Written request a:
Answer these questions about the text on tech keynotes:
(i) Which two Samsung phones of 2018 were known about months before their debuts?
(ii) In what month was Google's Pixel 3 unveiled?
(iii) What three things does the text say can go wrong at physical keynote addresses?

Text extract:

====================

It's not just Apple, though. Samsung's two biggest phones of 2018, the Galaxy S9 and Note 9, were known about months before their debuts. And Google's new Pixel 3 may have been the most-leaked smartphone ever, with countless leaked images and documents — and even a physical sale of a pre-release phone— leading up to its October unveiling.
The fact is, if you follow the news at all in 2018, it's very rare to witness a tech presentation that features legitimate surprises. And if there are no surprises, what's the point of the presentation?
Keynotes should evolve into "online debuts"
If the goal of the keynote is to give tech companies control over how they present their new products, there's a better way to do that than inviting people to a physical event space.
The internet offers powerful visual tools — and the fact is, after every tech keynote ends, the company invites people to just visit the website anyway to learn more.
Therein lies an opportunity: Tech companies should ditch the physical keynote address, which has become old hat by now, and debut their products directly on the internet.
There are a few reasons an online debut would be superior to a tech keynote:
— An online debut gives the company more control over how the new product is presented. With physical keynote addresses, things can go wrong. Microphones can cut out, executives can fumble over their lines, or the products might not work at all! By debuting products online, companies could have total control over how people learn about these new gadgets and services for the first time.
— An online debut provides a greater element of surprise. It's nigh impossible to keep new gadgets a secret before they're debuted, but that's because those products have to make it to a physical event space — and the more people that have exposure to those new products, the greater opportunity there is for leaks. By launching new products online, tech companies could retain the element of surprise; perhaps they could unveil the new product while it's still in its design stage to get ahead of leaks that come out of the supply chain, when the product has already reached the manufacturing stage.

====================

Written request b:
Rewrite the rows from the first one through the row containing "x-date-label: 12 Nov", replacing "interactable" with "clickable" and keeping everything else the same.

A few records
====================

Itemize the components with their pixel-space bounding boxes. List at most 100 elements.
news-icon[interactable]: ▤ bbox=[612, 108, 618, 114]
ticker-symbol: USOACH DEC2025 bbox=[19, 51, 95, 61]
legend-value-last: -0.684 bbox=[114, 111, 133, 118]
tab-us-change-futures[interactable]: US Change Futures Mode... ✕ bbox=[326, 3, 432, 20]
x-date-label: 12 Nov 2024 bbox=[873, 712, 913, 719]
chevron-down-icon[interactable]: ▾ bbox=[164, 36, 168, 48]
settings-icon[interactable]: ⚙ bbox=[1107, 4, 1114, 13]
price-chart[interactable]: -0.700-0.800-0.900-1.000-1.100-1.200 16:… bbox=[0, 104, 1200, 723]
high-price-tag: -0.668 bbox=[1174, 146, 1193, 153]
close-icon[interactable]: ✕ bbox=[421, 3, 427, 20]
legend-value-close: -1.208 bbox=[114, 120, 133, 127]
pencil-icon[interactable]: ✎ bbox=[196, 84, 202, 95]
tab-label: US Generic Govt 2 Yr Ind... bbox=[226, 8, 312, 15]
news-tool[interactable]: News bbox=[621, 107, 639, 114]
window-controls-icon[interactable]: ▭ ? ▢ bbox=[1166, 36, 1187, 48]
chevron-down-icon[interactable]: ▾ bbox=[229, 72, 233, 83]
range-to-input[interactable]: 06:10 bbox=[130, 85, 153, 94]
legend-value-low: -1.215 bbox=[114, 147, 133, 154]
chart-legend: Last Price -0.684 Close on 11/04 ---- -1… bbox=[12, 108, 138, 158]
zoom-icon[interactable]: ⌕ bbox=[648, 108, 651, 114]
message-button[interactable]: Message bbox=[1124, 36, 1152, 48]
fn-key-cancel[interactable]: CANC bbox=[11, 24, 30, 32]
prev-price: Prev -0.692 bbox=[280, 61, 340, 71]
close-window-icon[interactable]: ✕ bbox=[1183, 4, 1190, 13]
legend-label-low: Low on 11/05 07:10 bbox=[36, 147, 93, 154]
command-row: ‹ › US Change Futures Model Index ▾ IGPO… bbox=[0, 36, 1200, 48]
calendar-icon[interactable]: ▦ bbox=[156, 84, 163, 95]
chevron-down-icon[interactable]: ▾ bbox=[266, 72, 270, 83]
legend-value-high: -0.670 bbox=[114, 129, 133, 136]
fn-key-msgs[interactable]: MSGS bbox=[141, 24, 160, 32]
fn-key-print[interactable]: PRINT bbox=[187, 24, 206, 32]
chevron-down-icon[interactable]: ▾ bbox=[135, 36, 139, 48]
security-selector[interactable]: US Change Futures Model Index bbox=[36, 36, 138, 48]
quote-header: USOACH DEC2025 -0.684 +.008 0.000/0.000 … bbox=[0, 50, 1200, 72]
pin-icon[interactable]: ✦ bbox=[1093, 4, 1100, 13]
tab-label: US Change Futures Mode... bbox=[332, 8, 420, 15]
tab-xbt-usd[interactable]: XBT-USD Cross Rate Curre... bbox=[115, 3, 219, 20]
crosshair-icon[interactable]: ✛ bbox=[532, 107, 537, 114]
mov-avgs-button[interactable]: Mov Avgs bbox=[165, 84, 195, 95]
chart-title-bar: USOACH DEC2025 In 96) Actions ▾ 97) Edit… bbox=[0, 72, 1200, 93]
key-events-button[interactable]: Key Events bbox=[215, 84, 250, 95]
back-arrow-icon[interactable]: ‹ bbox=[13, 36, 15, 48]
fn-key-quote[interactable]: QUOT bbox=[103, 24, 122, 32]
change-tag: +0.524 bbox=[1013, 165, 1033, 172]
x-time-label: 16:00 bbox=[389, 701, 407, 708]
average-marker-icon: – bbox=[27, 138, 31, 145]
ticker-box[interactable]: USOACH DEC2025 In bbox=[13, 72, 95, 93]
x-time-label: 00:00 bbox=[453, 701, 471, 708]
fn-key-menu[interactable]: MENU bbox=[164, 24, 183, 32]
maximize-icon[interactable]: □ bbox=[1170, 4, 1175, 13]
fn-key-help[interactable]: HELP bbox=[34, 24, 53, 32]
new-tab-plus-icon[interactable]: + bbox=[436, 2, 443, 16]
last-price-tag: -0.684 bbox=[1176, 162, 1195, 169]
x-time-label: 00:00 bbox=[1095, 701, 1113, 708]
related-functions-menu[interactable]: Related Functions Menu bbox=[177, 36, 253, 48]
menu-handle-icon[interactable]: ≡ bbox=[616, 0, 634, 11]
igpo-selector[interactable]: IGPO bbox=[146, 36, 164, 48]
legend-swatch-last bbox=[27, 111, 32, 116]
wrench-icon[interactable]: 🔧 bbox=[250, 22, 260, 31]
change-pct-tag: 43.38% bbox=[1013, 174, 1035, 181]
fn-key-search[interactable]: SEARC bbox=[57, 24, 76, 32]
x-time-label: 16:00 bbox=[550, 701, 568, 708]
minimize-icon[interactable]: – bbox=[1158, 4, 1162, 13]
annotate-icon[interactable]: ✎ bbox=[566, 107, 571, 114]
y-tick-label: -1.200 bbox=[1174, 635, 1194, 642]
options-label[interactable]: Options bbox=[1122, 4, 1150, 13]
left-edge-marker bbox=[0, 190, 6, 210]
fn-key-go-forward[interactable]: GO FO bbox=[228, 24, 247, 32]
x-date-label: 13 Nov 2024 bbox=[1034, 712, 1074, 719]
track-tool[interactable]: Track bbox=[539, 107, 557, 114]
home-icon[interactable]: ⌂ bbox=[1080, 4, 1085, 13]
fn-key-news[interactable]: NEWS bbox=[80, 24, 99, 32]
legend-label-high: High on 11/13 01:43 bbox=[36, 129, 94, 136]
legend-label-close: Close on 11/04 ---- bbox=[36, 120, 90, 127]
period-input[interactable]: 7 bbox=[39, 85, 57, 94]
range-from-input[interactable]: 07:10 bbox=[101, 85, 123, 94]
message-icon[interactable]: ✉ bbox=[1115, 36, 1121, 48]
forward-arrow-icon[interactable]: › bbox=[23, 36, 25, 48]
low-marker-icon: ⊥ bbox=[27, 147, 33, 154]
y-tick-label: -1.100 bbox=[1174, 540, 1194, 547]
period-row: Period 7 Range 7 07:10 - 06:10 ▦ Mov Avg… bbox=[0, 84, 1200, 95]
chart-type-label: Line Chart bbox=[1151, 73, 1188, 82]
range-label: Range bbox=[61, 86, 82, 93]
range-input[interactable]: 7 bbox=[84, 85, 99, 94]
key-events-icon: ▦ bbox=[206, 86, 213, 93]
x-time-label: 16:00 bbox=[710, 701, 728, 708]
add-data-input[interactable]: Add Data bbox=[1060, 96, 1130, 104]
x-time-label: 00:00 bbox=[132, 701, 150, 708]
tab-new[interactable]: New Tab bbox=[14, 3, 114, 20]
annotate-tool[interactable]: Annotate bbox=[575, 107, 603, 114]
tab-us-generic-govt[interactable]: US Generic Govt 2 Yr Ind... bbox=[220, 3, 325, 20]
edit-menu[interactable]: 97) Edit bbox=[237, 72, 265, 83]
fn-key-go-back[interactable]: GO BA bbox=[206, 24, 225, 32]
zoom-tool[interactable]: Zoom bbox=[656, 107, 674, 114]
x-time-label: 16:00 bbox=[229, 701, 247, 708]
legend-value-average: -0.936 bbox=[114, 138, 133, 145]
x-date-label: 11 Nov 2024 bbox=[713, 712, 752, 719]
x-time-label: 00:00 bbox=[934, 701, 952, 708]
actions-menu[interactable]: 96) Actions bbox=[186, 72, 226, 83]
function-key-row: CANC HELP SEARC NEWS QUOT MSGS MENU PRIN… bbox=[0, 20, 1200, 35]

====================

Exercise result a:
(i) The Galaxy S9 and the Note 9.
(ii) October.
(iii) Microphones can cut out, executives can fumble over their lines, and the products might not work at all.

Exercise result b:
Itemize the components with their pixel-space bounding boxes. List at most 100 elements.
news-icon[clickable]: ▤ bbox=[612, 108, 618, 114]
ticker-symbol: USOACH DEC2025 bbox=[19, 51, 95, 61]
legend-value-last: -0.684 bbox=[114, 111, 133, 118]
tab-us-change-futures[clickable]: US Change Futures Mode... ✕ bbox=[326, 3, 432, 20]
x-date-label: 12 Nov 2024 bbox=[873, 712, 913, 719]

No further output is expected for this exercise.